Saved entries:
# # # # #
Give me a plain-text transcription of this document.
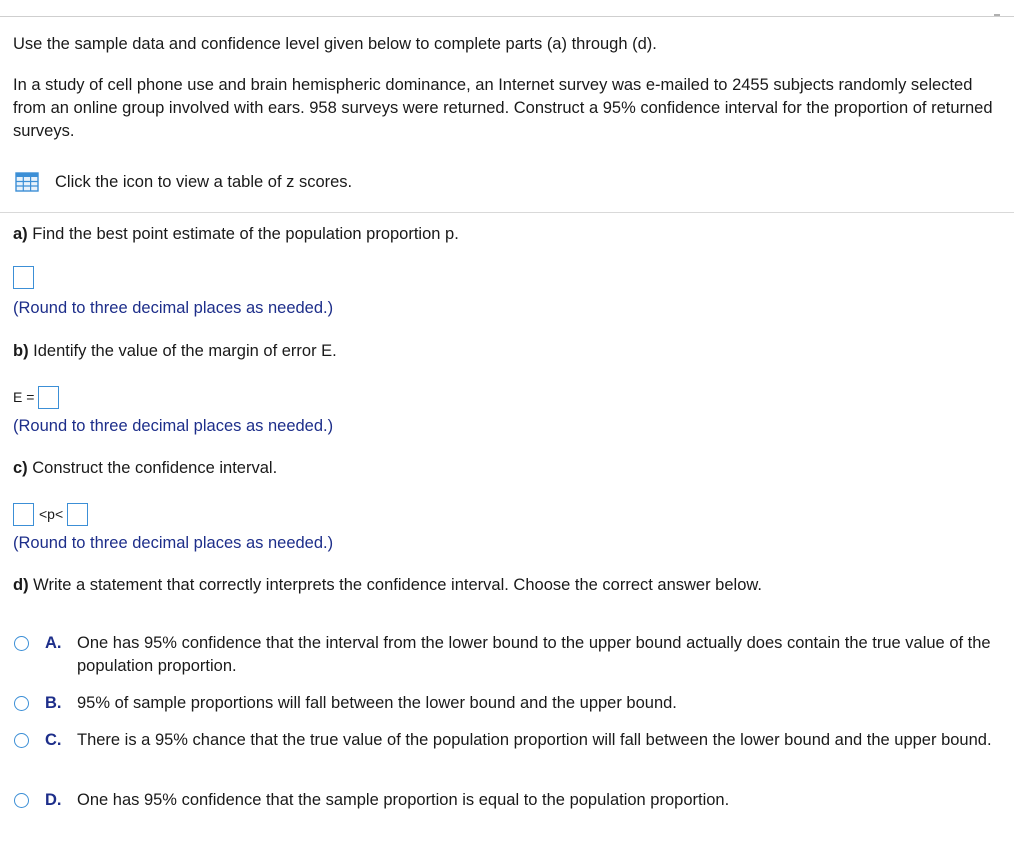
Use the sample data and confidence level given below to complete parts (a) through (d).
In a study of cell phone use and brain hemispheric dominance, an Internet survey was e-mailed to 2455 subjects randomly selected from an online group involved with ears. 958 surveys were returned. Construct a 95% confidence interval for the proportion of returned surveys.
Click the icon to view a table of z scores.
a) Find the best point estimate of the population proportion p.
(Round to three decimal places as needed.)
b) Identify the value of the margin of error E.
E =
(Round to three decimal places as needed.)
c) Construct the confidence interval.
<p<
(Round to three decimal places as needed.)
d) Write a statement that correctly interprets the confidence interval. Choose the correct answer below.
A. One has 95% confidence that the interval from the lower bound to the upper bound actually does contain the true value of the population proportion.
B. 95% of sample proportions will fall between the lower bound and the upper bound.
C. There is a 95% chance that the true value of the population proportion will fall between the lower bound and the upper bound.
D. One has 95% confidence that the sample proportion is equal to the population proportion.
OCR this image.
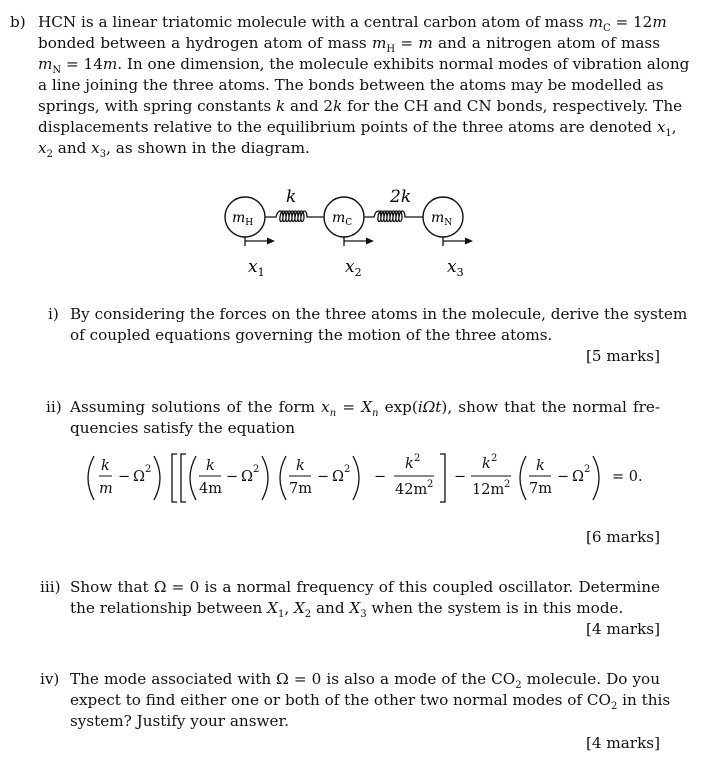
b) HCN is a linear triatomic molecule with a central carbon atom of mass $m_C = 12m$
bonded between a hydrogen atom of mass $m_H = m$ and a nitrogen atom of mass
$m_N = 14m$. In one dimension, the molecule exhibits normal modes of vibration along
a line joining the three atoms. The bonds between the atoms may be modelled as
springs, with spring constants k and 2k for the CH and CN bonds, respectively. The
displacements relative to the equilibrium points of the three atoms are denoted $x_1$,
$x_2$ and $x_3$, as shown in the diagram.
k	2k
$m_H$	$m_C$	$m_N$
$x_1$	$x_2$	$x_3$
i) By considering the forces on the three atoms in the molecule, derive the system
of coupled equations governing the motion of the three atoms.
[5 marks]
ii) Assuming solutions of the form $x_n = X_n$ exp(iΩt), show that the normal fre-
quencies satisfy the equation
k
m
− Ω 2	k
4m
− Ω 2	k
7m
− Ω 2 −
k 2
42m 2 −
k 2
12m 2
k
7m
− Ω 2 = 0.
[6 marks]
iii) Show that Ω = 0 is a normal frequency of this coupled oscillator. Determine
the relationship between $X_1$, $X_2$ and $X_3$ when the system is in this mode.
[4 marks]
iv) The mode associated with Ω = 0 is also a mode of the $CO_2$ molecule. Do you
expect to find either one or both of the other two normal modes of $CO_2$ in this
system? Justify your answer.
[4 marks]
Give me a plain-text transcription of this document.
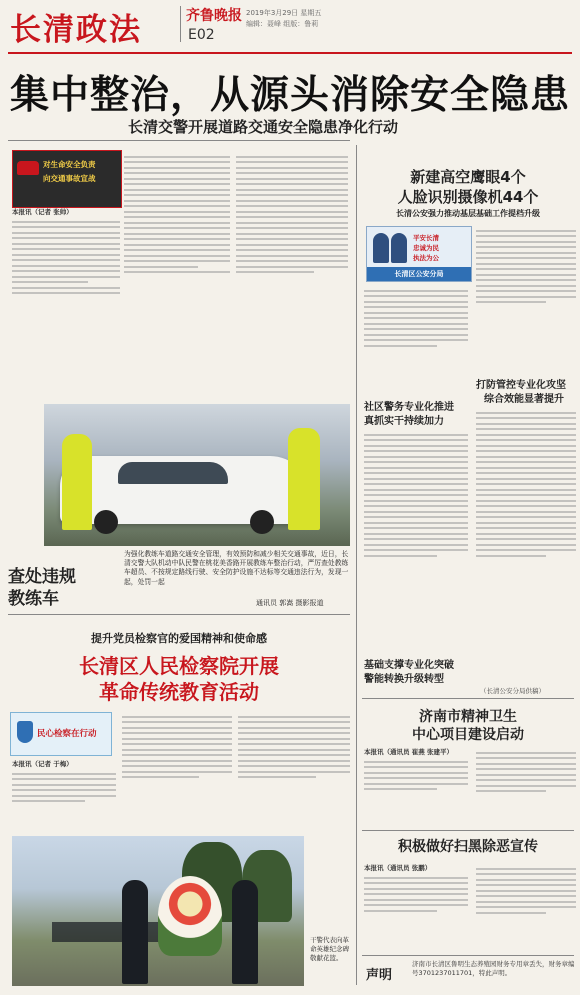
长清政法	齐鲁晚报
E02
2019年3月29日 星期五
编辑：聂峰 组版：鲁莉
集中整治，从源头消除安全隐患
长清交警开展道路交通安全隐患净化行动
对生命安全负责
向交通事故宣战
本报讯（记者 张帅）
新建高空鹰眼4个
人脸识别摄像机44个
长清公安强力推动基层基础工作提档升级
平安长清
忠诚为民
执法为公
长清区公安分局
社区警务专业化推进
真抓实干持续加力
打防管控专业化攻坚
综合效能显著提升
基础支撑专业化突破
警能转换升级转型
（长清公安分局供稿）
查处违规
教练车
为强化教练车道路交通安全管理，有效预防和减少相关交通事故，近日，长清交警大队机动中队民警在桃花美香路开展教练车整治行动，严厉查处教练车超员、不按规定路线行驶、安全防护设施不达标等交通违法行为，发现一起，处罚一起
通讯员 郭嵩 摄影报道
提升党员检察官的爱国精神和使命感
长清区人民检察院开展
革命传统教育活动
民心检察在行动
本报讯（记者 于梅）
干警代表向革命英雄纪念碑敬献花篮。
济南市精神卫生
中心项目建设启动
本报讯（通讯员 崔燕 张建平）
积极做好扫黑除恶宣传
本报讯（通讯员 张鹏）
声明
济南市长清区鲁明生态养殖园财务专用章丢失，财务章编号3701237011701，特此声明。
# # # # #
GIVEN EXERCISE: Give the count of lines in the records that contain "interval", and no other text.

SOLUTION: 4